> _SHORT PROBLEM_
Your task is to filter the data below down to the lines holding "labels".

RECORDS TO PROCESS start

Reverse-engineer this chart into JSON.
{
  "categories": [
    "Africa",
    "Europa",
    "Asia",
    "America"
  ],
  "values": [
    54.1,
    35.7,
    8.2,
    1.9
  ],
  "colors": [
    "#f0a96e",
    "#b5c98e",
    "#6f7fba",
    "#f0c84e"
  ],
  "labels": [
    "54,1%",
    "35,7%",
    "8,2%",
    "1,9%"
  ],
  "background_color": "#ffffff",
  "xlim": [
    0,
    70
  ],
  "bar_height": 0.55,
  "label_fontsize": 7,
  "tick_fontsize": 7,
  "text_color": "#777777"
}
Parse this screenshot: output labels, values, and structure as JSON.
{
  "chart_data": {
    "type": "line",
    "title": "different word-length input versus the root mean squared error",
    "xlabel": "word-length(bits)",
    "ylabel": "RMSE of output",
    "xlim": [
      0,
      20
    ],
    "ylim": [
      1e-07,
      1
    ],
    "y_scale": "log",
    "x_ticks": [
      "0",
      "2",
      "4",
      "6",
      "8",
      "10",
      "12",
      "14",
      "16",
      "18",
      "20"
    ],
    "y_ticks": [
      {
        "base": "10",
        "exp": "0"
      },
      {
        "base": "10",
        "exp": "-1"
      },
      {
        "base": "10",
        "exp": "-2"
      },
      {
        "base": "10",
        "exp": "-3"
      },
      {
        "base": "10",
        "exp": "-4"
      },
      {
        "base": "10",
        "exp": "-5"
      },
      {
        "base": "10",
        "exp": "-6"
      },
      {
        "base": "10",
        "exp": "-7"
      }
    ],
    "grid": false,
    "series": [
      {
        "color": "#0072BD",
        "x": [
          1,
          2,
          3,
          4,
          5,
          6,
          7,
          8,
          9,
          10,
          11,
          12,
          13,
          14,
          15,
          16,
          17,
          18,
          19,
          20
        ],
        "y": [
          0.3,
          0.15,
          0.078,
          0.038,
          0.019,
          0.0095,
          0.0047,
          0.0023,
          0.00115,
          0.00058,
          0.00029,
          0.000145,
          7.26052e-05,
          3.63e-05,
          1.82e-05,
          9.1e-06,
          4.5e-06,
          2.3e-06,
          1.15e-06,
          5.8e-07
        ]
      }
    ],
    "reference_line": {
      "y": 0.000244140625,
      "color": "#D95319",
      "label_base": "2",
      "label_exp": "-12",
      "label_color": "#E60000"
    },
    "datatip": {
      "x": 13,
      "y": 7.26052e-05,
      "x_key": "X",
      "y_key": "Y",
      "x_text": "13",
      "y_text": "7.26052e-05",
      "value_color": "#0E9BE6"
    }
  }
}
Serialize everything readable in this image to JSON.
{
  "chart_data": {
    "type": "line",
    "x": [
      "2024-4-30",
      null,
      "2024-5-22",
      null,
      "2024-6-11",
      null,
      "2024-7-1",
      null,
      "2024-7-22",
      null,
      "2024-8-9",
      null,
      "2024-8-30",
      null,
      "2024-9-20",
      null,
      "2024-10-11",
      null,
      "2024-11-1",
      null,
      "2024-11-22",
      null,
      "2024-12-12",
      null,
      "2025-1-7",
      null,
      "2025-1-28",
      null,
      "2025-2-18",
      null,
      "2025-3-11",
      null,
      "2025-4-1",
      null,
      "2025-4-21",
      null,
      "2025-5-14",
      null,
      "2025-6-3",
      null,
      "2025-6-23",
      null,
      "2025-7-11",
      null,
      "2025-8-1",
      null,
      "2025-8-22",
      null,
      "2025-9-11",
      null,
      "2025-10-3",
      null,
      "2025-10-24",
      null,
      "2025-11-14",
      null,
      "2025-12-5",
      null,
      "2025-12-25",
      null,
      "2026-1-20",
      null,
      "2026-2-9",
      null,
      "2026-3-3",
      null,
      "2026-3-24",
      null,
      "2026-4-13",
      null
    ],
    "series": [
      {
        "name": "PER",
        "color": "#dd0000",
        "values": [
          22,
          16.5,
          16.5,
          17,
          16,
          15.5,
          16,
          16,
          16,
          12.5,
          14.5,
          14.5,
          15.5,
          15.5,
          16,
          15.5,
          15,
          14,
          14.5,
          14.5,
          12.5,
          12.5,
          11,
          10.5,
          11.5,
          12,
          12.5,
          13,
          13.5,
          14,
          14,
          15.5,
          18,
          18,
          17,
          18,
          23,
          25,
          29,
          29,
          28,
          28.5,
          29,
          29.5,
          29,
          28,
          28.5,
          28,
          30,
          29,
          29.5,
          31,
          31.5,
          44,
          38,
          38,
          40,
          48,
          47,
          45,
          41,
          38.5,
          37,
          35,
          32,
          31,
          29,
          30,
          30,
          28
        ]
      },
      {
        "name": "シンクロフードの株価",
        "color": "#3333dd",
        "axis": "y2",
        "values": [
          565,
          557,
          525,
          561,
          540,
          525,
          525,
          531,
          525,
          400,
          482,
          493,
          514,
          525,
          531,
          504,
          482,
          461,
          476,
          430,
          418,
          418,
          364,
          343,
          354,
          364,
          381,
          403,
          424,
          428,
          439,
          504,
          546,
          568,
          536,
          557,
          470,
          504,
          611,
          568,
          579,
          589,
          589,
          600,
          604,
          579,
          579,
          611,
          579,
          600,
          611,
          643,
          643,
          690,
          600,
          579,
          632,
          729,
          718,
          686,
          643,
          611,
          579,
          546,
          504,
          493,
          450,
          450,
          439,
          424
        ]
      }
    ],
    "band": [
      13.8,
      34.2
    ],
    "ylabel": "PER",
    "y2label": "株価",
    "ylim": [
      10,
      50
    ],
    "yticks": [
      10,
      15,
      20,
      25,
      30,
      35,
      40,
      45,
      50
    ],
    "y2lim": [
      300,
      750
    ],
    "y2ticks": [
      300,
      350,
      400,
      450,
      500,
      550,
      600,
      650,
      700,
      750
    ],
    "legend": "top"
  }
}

RECORDS TO PROCESS end

> _PROBLEM SOLUTION_
  "labels": [
Parse this screenshot: output labels, values, and structure as JSON.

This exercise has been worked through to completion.